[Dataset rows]
★ ★ ★ ★ ★

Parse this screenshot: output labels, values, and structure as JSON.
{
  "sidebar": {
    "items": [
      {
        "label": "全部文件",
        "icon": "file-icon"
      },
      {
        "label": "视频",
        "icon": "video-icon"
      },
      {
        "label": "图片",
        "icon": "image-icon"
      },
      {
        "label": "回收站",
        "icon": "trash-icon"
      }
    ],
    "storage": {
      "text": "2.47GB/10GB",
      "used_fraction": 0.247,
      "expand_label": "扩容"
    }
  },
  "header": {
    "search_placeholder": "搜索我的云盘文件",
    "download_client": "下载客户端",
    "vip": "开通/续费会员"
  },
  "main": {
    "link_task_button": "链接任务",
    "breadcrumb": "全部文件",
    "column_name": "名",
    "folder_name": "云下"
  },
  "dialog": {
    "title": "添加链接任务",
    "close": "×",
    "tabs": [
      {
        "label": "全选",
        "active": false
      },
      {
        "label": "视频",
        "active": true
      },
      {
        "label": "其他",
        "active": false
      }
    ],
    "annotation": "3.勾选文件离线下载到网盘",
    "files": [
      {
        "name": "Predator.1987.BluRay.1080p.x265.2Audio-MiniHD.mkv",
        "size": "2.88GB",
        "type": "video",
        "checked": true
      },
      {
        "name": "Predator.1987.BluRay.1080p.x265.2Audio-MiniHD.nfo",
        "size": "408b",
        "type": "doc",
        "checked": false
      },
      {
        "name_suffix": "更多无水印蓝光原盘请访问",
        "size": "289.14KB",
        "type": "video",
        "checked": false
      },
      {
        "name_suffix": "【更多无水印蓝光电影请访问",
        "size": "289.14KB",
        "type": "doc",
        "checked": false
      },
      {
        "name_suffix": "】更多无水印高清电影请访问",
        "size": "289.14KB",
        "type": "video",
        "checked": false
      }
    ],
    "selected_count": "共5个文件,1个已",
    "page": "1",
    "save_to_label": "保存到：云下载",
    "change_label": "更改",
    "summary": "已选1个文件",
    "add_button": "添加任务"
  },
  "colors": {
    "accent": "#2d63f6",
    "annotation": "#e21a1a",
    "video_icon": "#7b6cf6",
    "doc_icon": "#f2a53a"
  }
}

★ ★ ★ ★ ★

Written problem:
Output the full listing exactly as it stands.

Final result:
Parse this screenshot: output labels, values, and structure as JSON.
{
  "sidebar": {
    "items": [
      {
        "label": "全部文件",
        "icon": "file-icon"
      },
      {
        "label": "视频",
        "icon": "video-icon"
      },
      {
        "label": "图片",
        "icon": "image-icon"
      },
      {
        "label": "回收站",
        "icon": "trash-icon"
      }
    ],
    "storage": {
      "text": "2.47GB/10GB",
      "used_fraction": 0.247,
      "expand_label": "扩容"
    }
  },
  "header": {
    "search_placeholder": "搜索我的云盘文件",
    "download_client": "下载客户端",
    "vip": "开通/续费会员"
  },
  "main": {
    "link_task_button": "链接任务",
    "breadcrumb": "全部文件",
    "column_name": "名",
    "folder_name": "云下"
  },
  "dialog": {
    "title": "添加链接任务",
    "close": "×",
    "tabs": [
      {
        "label": "全选",
        "active": false
      },
      {
        "label": "视频",
        "active": true
      },
      {
        "label": "其他",
        "active": false
      }
    ],
    "annotation": "3.勾选文件离线下载到网盘",
    "files": [
      {
        "name": "Predator.1987.BluRay.1080p.x265.2Audio-MiniHD.mkv",
        "size": "2.88GB",
        "type": "video",
        "checked": true
      },
      {
        "name": "Predator.1987.BluRay.1080p.x265.2Audio-MiniHD.nfo",
        "size": "408b",
        "type": "doc",
        "checked": false
      },
      {
        "name_suffix": "更多无水印蓝光原盘请访问",
        "size": "289.14KB",
        "type": "video",
        "checked": false
      },
      {
        "name_suffix": "【更多无水印蓝光电影请访问",
        "size": "289.14KB",
        "type": "doc",
        "checked": false
      },
      {
        "name_suffix": "】更多无水印高清电影请访问",
        "size": "289.14KB",
        "type": "video",
        "checked": false
      }
    ],
    "selected_count": "共5个文件,1个已",
    "page": "1",
    "save_to_label": "保存到：云下载",
    "change_label": "更改",
    "summary": "已选1个文件",
    "add_button": "添加任务"
  },
  "colors": {
    "accent": "#2d63f6",
    "annotation": "#e21a1a",
    "video_icon": "#7b6cf6",
    "doc_icon": "#f2a53a"
  }
}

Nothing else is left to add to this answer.